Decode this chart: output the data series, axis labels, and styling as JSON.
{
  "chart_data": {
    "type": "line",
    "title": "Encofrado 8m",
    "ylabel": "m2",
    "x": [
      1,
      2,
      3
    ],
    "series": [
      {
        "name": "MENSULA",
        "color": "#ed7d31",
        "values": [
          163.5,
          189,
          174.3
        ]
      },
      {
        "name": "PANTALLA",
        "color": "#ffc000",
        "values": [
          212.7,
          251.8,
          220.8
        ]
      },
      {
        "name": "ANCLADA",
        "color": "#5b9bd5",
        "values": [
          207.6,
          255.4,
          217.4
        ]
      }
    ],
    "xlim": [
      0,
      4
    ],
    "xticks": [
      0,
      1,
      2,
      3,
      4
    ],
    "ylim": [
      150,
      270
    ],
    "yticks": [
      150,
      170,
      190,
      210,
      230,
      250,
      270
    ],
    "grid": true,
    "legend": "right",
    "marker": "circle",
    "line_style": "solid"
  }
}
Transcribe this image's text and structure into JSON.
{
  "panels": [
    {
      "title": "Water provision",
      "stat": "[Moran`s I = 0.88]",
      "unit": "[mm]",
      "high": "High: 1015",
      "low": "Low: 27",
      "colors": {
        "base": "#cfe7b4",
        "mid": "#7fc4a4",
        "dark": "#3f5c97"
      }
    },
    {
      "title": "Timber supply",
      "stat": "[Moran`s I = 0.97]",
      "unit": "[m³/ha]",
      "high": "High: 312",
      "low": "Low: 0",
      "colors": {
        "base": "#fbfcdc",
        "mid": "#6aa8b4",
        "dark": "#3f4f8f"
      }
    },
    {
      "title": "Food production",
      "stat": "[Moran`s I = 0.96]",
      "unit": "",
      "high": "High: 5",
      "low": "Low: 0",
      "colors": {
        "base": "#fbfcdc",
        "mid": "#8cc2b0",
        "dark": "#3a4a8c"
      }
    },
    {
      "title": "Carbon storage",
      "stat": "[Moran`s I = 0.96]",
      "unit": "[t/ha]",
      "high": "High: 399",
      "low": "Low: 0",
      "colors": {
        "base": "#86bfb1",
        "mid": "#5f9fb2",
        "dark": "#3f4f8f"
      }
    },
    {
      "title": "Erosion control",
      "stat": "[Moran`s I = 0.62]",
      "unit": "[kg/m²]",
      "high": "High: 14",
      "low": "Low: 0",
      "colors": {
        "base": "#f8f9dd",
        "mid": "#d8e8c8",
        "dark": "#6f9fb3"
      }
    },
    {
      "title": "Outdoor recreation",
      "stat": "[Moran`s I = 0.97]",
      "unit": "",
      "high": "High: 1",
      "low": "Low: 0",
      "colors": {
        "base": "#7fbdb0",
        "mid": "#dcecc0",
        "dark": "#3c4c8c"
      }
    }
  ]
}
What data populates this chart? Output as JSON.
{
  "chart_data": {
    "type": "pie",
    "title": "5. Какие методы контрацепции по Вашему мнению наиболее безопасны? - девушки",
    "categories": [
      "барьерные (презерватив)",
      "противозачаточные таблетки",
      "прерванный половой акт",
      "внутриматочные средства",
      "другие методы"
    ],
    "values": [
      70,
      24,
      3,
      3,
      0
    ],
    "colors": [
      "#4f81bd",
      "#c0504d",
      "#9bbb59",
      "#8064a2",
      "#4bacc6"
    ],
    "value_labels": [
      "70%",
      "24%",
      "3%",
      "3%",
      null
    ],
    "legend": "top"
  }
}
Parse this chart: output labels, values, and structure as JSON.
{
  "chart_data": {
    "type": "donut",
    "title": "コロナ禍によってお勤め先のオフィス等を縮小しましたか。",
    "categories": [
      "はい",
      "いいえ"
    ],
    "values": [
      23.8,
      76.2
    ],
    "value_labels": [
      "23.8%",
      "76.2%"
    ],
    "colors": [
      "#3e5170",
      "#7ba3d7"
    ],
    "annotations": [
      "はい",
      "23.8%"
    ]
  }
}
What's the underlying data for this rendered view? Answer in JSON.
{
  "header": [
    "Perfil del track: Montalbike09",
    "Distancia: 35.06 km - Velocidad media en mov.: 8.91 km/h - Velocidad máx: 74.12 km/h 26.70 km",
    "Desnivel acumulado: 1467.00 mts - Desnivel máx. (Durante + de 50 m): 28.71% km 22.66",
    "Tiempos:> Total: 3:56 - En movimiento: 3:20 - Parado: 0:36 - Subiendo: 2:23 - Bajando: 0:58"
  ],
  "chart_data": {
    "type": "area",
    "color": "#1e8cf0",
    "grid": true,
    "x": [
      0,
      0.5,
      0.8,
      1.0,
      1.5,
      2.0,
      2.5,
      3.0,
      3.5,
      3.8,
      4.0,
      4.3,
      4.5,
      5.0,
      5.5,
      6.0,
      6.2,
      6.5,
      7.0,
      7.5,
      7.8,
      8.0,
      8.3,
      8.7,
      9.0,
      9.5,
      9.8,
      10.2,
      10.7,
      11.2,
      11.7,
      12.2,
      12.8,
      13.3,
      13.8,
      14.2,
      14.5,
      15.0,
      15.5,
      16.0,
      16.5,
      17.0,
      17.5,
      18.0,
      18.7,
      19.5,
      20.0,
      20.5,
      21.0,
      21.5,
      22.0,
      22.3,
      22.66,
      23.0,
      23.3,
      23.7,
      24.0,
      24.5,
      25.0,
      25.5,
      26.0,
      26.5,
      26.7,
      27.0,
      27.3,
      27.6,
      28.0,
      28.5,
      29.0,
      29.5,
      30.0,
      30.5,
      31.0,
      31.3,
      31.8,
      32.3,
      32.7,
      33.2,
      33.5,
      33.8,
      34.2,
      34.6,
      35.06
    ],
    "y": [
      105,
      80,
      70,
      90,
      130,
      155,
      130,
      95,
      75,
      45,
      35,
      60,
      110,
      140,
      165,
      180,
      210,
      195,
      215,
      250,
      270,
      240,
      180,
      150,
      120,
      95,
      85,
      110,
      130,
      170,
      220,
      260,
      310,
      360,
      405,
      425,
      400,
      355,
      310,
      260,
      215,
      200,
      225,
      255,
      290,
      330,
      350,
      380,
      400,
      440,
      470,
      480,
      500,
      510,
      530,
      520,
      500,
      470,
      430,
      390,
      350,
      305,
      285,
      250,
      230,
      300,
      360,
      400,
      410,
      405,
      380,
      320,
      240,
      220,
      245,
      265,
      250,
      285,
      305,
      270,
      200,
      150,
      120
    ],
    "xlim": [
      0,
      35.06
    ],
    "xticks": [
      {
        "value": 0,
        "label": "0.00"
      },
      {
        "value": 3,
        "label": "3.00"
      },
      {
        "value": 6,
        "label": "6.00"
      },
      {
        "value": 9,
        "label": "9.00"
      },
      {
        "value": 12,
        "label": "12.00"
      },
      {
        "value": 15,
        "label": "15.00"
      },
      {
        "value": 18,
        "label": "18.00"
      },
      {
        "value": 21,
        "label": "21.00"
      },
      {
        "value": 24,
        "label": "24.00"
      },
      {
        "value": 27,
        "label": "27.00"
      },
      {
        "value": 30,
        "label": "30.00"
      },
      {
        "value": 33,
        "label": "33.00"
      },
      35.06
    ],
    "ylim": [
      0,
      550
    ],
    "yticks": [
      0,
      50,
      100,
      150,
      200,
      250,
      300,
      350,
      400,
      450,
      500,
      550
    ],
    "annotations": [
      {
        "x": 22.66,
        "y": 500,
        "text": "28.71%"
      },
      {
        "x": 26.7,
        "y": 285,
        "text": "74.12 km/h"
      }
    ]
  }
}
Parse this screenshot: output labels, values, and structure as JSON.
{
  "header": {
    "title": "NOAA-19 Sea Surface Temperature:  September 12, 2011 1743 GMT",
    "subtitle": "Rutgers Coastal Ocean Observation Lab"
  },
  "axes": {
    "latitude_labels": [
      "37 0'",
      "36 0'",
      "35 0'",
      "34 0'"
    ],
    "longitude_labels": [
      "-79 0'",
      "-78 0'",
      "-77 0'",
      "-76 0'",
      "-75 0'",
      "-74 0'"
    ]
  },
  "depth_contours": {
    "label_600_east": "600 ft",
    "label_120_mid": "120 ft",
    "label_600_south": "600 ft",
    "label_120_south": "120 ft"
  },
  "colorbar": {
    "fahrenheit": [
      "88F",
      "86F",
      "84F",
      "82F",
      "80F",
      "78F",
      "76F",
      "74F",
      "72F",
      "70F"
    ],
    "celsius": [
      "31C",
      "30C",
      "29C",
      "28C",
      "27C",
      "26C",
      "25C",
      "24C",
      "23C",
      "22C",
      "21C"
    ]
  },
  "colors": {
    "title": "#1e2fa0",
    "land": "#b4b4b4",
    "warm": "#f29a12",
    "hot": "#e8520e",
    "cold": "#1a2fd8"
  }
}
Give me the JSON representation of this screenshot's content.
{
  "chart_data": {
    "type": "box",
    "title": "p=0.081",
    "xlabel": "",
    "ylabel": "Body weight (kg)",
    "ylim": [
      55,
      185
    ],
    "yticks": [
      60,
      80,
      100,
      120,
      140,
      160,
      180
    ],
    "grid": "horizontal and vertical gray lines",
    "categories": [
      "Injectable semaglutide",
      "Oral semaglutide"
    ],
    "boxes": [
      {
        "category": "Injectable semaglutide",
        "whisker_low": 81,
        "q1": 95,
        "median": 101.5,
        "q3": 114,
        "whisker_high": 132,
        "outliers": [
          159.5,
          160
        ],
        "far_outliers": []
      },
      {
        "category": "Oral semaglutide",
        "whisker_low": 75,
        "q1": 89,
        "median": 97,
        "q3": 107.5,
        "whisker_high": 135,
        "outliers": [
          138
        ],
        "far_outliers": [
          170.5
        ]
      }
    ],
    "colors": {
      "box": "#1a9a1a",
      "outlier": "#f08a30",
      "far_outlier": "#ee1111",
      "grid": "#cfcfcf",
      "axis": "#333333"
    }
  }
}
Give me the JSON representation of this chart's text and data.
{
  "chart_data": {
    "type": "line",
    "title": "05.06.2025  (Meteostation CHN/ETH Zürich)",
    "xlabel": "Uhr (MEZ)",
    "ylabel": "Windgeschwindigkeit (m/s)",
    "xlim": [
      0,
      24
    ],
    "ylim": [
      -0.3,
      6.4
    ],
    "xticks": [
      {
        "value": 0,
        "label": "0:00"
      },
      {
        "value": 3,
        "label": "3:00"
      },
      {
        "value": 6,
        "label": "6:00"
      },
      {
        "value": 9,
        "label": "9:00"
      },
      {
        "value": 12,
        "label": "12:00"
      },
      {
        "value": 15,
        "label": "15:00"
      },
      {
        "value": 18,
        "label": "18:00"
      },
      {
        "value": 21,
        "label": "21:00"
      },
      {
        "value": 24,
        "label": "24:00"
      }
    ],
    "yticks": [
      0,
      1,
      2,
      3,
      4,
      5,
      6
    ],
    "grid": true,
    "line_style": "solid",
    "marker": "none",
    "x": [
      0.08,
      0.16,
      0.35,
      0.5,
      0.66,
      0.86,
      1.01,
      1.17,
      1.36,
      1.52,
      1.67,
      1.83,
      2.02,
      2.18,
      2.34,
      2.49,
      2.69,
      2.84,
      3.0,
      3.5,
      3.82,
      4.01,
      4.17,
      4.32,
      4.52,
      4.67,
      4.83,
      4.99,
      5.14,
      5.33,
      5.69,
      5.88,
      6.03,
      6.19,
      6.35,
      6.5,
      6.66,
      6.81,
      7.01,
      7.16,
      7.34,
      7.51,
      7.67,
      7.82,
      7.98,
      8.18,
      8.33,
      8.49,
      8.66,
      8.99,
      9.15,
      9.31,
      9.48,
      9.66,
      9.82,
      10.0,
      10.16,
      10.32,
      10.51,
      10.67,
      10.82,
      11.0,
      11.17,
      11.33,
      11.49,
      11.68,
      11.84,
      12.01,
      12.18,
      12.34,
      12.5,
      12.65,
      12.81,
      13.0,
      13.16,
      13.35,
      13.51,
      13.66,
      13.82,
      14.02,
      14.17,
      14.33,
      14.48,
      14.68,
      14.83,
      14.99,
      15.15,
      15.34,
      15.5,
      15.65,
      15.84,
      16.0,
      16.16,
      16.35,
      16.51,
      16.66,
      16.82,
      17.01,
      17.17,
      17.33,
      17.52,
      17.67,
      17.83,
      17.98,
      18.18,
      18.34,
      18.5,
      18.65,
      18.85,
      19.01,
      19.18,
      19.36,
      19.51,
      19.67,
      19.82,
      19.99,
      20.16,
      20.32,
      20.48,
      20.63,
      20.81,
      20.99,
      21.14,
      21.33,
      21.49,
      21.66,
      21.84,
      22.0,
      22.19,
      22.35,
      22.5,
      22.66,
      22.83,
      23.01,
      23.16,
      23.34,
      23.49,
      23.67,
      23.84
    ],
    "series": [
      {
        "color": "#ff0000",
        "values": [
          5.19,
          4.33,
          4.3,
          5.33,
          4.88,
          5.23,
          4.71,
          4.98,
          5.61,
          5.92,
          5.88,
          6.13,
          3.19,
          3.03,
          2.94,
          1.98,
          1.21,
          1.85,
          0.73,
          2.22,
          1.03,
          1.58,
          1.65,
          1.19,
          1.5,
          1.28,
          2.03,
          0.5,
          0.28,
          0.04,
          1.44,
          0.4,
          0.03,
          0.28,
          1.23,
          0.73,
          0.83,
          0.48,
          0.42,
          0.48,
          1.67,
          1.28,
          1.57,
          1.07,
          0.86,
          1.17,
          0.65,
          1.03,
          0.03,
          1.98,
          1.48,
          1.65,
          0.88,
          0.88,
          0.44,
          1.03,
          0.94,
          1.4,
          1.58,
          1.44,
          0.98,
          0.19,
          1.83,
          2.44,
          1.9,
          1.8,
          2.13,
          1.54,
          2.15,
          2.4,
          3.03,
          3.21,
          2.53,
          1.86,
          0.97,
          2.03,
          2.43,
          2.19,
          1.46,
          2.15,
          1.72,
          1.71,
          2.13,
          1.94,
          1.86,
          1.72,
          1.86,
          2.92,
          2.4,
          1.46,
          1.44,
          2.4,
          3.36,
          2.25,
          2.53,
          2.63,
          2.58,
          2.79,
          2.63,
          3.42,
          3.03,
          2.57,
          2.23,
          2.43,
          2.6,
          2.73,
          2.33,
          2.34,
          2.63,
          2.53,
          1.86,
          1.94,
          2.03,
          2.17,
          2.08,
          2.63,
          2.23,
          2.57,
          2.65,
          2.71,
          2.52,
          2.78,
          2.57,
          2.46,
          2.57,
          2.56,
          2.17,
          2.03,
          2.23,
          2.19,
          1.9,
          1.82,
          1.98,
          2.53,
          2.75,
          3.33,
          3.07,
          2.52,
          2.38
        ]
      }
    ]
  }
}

EXERCISE:
Reply with the number of lines in the material above that contain "category", and nothing more.

RESPONSE TO THIS TASK:
2